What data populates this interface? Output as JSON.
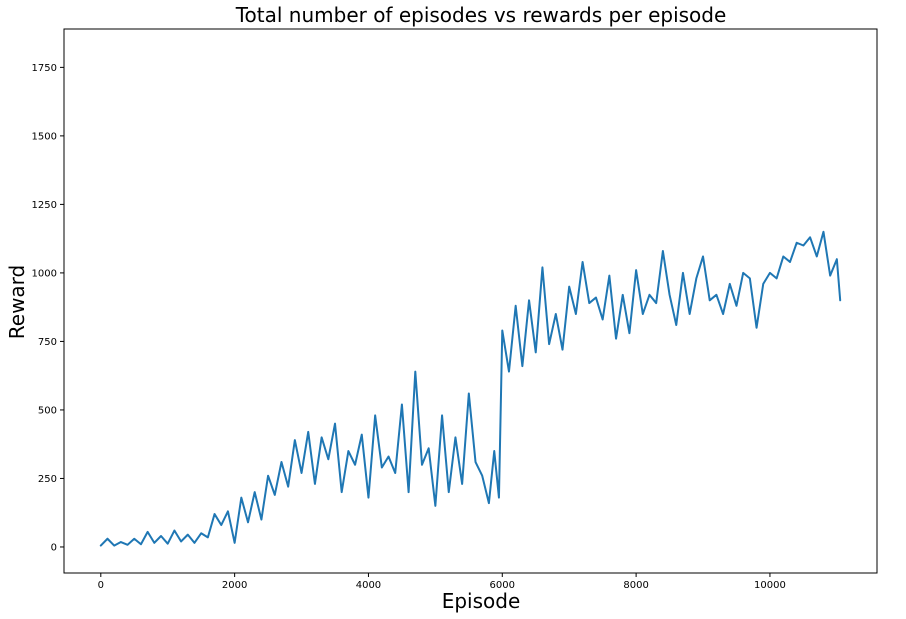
{
  "chart_data": {
    "type": "line",
    "title": "Total number of episodes vs rewards per episode",
    "xlabel": "Episode",
    "ylabel": "Reward",
    "xlim": [
      -550,
      11600
    ],
    "ylim": [
      -95,
      1890
    ],
    "xticks": [
      0,
      2000,
      4000,
      6000,
      8000,
      10000
    ],
    "yticks": [
      0,
      250,
      500,
      750,
      1000,
      1250,
      1500,
      1750
    ],
    "grid": false,
    "legend": "none",
    "series": [
      {
        "color": "#1f77b4",
        "x": [
          0,
          100,
          200,
          300,
          400,
          500,
          600,
          700,
          800,
          900,
          1000,
          1100,
          1200,
          1300,
          1400,
          1500,
          1600,
          1700,
          1800,
          1900,
          2000,
          2100,
          2200,
          2300,
          2400,
          2500,
          2600,
          2700,
          2800,
          2900,
          3000,
          3100,
          3200,
          3300,
          3400,
          3500,
          3600,
          3700,
          3800,
          3900,
          4000,
          4100,
          4200,
          4300,
          4400,
          4500,
          4600,
          4700,
          4800,
          4900,
          5000,
          5100,
          5200,
          5300,
          5400,
          5500,
          5600,
          5700,
          5800,
          5880,
          5950,
          6000,
          6100,
          6200,
          6300,
          6400,
          6500,
          6600,
          6700,
          6800,
          6900,
          7000,
          7100,
          7200,
          7300,
          7400,
          7500,
          7600,
          7700,
          7800,
          7900,
          8000,
          8100,
          8200,
          8300,
          8400,
          8500,
          8600,
          8700,
          8800,
          8900,
          9000,
          9100,
          9200,
          9300,
          9400,
          9500,
          9600,
          9700,
          9800,
          9900,
          10000,
          10100,
          10200,
          10300,
          10400,
          10500,
          10600,
          10700,
          10800,
          10900,
          11000,
          11050
        ],
        "y": [
          5,
          30,
          5,
          18,
          8,
          30,
          10,
          55,
          15,
          40,
          12,
          60,
          20,
          45,
          15,
          50,
          35,
          120,
          80,
          130,
          15,
          180,
          90,
          200,
          100,
          260,
          190,
          310,
          220,
          390,
          270,
          420,
          230,
          400,
          320,
          450,
          200,
          350,
          300,
          410,
          180,
          480,
          290,
          330,
          270,
          520,
          200,
          640,
          300,
          360,
          150,
          480,
          200,
          400,
          230,
          560,
          310,
          260,
          160,
          350,
          180,
          790,
          640,
          880,
          660,
          900,
          710,
          1020,
          740,
          850,
          720,
          950,
          850,
          1040,
          890,
          910,
          830,
          990,
          760,
          920,
          780,
          1010,
          850,
          920,
          890,
          1080,
          920,
          810,
          1000,
          850,
          980,
          1060,
          900,
          920,
          850,
          960,
          880,
          1000,
          980,
          800,
          960,
          1000,
          980,
          1060,
          1040,
          1110,
          1100,
          1130,
          1060,
          1150,
          990,
          1050,
          900
        ]
      }
    ]
  }
}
- - - - -
- Stated task: Each record above must be returned exactly as written, with its pictures omitted.

- Task response:
What data populates this interface? Output as JSON.
{
  "chart_data": {
    "type": "line",
    "title": "Total number of episodes vs rewards per episode",
    "xlabel": "Episode",
    "ylabel": "Reward",
    "xlim": [
      -550,
      11600
    ],
    "ylim": [
      -95,
      1890
    ],
    "xticks": [
      0,
      2000,
      4000,
      6000,
      8000,
      10000
    ],
    "yticks": [
      0,
      250,
      500,
      750,
      1000,
      1250,
      1500,
      1750
    ],
    "grid": false,
    "legend": "none",
    "series": [
      {
        "color": "#1f77b4",
        "x": [
          0,
          100,
          200,
          300,
          400,
          500,
          600,
          700,
          800,
          900,
          1000,
          1100,
          1200,
          1300,
          1400,
          1500,
          1600,
          1700,
          1800,
          1900,
          2000,
          2100,
          2200,
          2300,
          2400,
          2500,
          2600,
          2700,
          2800,
          2900,
          3000,
          3100,
          3200,
          3300,
          3400,
          3500,
          3600,
          3700,
          3800,
          3900,
          4000,
          4100,
          4200,
          4300,
          4400,
          4500,
          4600,
          4700,
          4800,
          4900,
          5000,
          5100,
          5200,
          5300,
          5400,
          5500,
          5600,
          5700,
          5800,
          5880,
          5950,
          6000,
          6100,
          6200,
          6300,
          6400,
          6500,
          6600,
          6700,
          6800,
          6900,
          7000,
          7100,
          7200,
          7300,
          7400,
          7500,
          7600,
          7700,
          7800,
          7900,
          8000,
          8100,
          8200,
          8300,
          8400,
          8500,
          8600,
          8700,
          8800,
          8900,
          9000,
          9100,
          9200,
          9300,
          9400,
          9500,
          9600,
          9700,
          9800,
          9900,
          10000,
          10100,
          10200,
          10300,
          10400,
          10500,
          10600,
          10700,
          10800,
          10900,
          11000,
          11050
        ],
        "y": [
          5,
          30,
          5,
          18,
          8,
          30,
          10,
          55,
          15,
          40,
          12,
          60,
          20,
          45,
          15,
          50,
          35,
          120,
          80,
          130,
          15,
          180,
          90,
          200,
          100,
          260,
          190,
          310,
          220,
          390,
          270,
          420,
          230,
          400,
          320,
          450,
          200,
          350,
          300,
          410,
          180,
          480,
          290,
          330,
          270,
          520,
          200,
          640,
          300,
          360,
          150,
          480,
          200,
          400,
          230,
          560,
          310,
          260,
          160,
          350,
          180,
          790,
          640,
          880,
          660,
          900,
          710,
          1020,
          740,
          850,
          720,
          950,
          850,
          1040,
          890,
          910,
          830,
          990,
          760,
          920,
          780,
          1010,
          850,
          920,
          890,
          1080,
          920,
          810,
          1000,
          850,
          980,
          1060,
          900,
          920,
          850,
          960,
          880,
          1000,
          980,
          800,
          960,
          1000,
          980,
          1060,
          1040,
          1110,
          1100,
          1130,
          1060,
          1150,
          990,
          1050,
          900
        ]
      }
    ]
  }
}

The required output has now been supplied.